Region boundary data:
==========
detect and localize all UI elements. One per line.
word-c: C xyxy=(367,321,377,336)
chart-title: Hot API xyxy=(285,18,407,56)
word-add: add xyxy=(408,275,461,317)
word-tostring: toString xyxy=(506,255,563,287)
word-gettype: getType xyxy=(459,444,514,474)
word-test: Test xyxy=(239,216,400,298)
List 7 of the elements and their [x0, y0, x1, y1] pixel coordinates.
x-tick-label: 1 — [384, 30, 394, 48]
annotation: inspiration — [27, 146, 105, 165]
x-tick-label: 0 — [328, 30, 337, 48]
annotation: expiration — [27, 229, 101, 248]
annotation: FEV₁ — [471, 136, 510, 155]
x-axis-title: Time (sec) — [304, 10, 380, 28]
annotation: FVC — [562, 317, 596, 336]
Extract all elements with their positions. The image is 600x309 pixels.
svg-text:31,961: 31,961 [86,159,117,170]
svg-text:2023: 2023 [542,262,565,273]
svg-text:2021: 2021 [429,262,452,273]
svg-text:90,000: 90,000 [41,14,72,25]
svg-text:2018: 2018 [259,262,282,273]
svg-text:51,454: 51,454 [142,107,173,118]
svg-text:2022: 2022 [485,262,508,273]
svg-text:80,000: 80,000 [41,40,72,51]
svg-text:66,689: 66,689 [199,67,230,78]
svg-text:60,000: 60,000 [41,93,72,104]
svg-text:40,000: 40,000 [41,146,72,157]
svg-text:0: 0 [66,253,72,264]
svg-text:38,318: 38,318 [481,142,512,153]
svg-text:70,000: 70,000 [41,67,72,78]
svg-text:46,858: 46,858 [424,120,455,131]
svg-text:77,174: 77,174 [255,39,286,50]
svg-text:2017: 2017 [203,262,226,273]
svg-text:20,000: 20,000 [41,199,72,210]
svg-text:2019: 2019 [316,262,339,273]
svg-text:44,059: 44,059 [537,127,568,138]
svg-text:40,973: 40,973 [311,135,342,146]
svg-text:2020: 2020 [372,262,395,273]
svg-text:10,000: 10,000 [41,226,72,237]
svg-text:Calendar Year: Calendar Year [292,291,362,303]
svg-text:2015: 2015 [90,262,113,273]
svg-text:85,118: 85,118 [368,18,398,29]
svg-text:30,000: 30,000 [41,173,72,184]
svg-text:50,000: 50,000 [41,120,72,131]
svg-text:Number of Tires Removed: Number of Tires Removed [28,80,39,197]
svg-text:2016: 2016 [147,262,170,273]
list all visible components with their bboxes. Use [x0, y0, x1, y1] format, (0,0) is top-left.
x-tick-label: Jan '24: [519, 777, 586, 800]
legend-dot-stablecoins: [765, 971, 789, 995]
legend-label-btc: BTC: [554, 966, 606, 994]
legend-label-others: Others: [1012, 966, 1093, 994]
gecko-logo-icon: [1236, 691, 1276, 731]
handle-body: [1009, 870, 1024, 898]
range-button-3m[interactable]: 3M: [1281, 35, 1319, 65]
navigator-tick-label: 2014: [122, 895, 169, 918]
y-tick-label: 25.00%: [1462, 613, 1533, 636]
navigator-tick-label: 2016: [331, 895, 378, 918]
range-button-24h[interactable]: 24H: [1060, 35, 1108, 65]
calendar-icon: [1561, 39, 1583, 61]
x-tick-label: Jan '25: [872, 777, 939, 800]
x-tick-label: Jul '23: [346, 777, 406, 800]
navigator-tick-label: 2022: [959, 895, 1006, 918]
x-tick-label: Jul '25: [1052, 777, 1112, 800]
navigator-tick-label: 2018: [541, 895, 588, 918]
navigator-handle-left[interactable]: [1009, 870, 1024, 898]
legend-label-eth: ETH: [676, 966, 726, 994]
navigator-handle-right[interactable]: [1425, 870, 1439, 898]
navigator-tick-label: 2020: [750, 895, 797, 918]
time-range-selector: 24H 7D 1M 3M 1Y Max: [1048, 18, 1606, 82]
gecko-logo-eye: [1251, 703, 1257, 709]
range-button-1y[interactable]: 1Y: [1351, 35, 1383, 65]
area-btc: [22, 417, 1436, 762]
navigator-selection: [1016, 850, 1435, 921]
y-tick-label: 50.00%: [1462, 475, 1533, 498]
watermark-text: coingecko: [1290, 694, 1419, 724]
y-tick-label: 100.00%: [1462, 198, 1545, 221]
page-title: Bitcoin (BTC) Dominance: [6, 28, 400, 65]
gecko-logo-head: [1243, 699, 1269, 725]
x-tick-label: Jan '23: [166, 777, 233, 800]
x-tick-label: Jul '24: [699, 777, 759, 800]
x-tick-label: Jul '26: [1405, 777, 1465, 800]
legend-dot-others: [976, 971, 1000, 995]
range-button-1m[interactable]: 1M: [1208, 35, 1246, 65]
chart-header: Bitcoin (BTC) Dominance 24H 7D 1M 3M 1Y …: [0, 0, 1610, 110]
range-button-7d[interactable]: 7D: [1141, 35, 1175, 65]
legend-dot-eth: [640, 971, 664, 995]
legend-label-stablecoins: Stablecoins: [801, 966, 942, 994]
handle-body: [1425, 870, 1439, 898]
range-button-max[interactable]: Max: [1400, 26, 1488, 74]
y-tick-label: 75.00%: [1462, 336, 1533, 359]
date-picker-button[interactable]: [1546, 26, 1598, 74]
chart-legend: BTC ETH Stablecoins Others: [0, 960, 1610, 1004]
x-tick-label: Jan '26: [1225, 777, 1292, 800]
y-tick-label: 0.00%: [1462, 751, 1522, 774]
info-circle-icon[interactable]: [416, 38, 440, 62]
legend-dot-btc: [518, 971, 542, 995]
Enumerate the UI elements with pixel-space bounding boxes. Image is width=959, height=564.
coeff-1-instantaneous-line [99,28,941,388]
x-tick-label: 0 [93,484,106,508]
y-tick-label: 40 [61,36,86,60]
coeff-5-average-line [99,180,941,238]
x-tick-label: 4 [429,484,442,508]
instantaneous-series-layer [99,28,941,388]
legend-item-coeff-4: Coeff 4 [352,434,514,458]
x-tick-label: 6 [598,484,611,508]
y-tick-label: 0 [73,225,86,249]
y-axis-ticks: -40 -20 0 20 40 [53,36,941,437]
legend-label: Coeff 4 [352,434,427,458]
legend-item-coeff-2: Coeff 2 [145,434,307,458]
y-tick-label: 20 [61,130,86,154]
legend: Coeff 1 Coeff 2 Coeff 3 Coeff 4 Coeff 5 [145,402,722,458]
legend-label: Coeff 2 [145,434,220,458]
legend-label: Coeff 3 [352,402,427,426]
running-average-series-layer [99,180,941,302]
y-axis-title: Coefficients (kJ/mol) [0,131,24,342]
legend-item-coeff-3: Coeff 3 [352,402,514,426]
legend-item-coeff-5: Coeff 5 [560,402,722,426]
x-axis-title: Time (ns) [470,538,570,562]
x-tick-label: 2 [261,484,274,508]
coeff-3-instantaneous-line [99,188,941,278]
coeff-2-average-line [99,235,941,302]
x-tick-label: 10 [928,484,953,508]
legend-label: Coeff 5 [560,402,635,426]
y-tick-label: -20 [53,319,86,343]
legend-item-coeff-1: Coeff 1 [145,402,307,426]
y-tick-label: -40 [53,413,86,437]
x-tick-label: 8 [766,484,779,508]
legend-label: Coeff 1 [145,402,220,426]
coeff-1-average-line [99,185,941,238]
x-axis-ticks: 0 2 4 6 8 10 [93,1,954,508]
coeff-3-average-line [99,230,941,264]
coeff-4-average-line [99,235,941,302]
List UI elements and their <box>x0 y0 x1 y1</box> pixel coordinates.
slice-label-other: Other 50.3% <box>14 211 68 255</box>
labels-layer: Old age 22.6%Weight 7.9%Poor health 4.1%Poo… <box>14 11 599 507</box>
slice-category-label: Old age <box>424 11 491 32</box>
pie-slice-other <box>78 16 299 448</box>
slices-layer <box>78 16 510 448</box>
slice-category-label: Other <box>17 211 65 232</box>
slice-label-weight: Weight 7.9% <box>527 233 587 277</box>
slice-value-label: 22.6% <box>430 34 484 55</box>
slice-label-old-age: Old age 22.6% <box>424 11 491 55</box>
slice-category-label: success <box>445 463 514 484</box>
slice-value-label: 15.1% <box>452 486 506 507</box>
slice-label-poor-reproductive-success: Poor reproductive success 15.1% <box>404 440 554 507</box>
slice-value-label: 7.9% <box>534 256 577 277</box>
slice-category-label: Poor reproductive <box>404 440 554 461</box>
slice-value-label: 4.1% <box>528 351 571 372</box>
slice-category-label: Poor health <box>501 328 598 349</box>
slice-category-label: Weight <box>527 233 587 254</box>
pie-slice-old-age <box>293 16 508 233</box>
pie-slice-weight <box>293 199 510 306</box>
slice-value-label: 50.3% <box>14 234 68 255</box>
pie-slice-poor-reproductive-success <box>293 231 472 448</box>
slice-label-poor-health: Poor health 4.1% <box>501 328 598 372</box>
==========
Goal
Write out the region boundary data entries word for word, starting with the very first line and ending after the line that contains "annotation: expiration — [27, 229, 101, 248]".

Final result
detect and localize all UI elements. One per line.
word-c: C xyxy=(367,321,377,336)
chart-title: Hot API xyxy=(285,18,407,56)
word-add: add xyxy=(408,275,461,317)
word-tostring: toString xyxy=(506,255,563,287)
word-gettype: getType xyxy=(459,444,514,474)
word-test: Test xyxy=(239,216,400,298)
List 7 of the elements and their [x0, y0, x1, y1] pixel coordinates.
x-tick-label: 1 — [384, 30, 394, 48]
annotation: inspiration — [27, 146, 105, 165]
x-tick-label: 0 — [328, 30, 337, 48]
annotation: expiration — [27, 229, 101, 248]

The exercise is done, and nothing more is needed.